* GIVEN EXERCISE: From the entries below, please gather each line containing the string "logo".

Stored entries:
* BEGIN *

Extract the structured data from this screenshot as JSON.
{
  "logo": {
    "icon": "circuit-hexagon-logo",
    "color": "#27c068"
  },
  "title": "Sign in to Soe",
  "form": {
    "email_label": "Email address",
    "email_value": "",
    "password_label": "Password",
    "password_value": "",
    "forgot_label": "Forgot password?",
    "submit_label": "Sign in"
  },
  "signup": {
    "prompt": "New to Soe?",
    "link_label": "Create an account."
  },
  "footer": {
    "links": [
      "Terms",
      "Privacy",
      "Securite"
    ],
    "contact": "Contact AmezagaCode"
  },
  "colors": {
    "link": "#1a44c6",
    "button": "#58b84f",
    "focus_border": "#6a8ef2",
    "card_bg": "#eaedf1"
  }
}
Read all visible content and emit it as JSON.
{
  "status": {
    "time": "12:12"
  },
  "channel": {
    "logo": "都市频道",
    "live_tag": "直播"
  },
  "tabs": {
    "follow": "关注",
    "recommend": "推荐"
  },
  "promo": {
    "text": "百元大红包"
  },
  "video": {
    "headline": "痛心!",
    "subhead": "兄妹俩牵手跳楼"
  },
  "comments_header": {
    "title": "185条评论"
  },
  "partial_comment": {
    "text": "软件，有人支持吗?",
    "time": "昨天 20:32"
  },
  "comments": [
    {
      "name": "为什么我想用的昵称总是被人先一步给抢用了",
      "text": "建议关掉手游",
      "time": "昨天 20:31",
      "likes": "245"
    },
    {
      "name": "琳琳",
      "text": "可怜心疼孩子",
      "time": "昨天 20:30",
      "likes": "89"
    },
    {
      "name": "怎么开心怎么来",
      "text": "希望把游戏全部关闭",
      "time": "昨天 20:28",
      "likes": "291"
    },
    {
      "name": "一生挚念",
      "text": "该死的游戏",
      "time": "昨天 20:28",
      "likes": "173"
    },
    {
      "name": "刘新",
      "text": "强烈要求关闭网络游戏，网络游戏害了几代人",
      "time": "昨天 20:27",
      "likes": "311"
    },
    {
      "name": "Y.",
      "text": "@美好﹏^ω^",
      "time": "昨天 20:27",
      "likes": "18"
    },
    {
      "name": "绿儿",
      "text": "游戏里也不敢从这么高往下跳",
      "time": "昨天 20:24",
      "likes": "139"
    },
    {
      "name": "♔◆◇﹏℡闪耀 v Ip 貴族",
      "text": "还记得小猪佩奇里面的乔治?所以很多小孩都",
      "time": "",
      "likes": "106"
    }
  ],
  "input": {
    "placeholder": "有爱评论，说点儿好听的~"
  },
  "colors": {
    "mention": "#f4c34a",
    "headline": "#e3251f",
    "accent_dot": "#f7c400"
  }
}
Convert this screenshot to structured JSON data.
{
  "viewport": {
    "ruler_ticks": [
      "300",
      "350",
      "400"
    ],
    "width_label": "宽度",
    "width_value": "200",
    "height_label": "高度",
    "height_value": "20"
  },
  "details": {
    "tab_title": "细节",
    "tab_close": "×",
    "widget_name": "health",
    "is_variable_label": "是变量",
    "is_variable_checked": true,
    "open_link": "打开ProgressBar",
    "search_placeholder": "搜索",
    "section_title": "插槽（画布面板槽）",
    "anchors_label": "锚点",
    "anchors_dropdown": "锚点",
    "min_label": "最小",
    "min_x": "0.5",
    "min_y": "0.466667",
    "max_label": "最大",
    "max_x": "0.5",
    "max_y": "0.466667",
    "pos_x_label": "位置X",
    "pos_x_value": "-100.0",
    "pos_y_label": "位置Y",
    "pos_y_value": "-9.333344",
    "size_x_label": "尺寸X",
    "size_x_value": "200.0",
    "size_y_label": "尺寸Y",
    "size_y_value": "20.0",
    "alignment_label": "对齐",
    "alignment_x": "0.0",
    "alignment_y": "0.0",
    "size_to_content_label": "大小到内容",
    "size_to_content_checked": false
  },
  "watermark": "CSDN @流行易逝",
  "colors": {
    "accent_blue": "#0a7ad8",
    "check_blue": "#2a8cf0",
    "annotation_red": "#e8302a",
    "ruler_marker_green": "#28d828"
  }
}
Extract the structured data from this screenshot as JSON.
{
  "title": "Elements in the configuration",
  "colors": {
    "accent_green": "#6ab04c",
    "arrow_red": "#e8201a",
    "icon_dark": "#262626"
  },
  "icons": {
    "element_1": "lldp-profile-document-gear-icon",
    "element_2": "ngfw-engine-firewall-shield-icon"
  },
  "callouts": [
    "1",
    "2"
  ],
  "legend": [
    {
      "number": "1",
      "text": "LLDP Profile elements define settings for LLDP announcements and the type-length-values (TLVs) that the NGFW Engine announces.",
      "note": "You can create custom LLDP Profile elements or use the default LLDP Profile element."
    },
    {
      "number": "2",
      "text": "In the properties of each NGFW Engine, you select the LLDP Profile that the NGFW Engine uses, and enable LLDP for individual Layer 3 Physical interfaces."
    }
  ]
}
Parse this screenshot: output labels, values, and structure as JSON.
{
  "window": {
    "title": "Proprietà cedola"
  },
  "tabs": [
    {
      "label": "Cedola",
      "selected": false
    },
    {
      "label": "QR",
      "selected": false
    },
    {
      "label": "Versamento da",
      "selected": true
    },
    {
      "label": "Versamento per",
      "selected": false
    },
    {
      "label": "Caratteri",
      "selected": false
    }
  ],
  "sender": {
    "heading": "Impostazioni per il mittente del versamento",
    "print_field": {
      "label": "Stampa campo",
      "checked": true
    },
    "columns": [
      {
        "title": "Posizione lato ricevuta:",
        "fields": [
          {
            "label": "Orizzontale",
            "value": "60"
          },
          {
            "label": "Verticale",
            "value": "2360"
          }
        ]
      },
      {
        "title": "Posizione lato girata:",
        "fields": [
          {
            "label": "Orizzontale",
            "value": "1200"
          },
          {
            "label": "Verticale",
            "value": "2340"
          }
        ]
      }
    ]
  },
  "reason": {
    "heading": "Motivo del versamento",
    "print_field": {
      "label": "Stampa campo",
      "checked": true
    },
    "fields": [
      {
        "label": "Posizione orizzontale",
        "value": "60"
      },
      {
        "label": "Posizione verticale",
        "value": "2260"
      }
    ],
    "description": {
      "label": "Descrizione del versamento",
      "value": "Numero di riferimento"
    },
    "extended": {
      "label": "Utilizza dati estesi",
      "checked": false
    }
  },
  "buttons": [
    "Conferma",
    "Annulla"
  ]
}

* END *

* CORRECT RESULT:
  "logo": {
    "icon": "circuit-hexagon-logo",
    "logo": "都市频道",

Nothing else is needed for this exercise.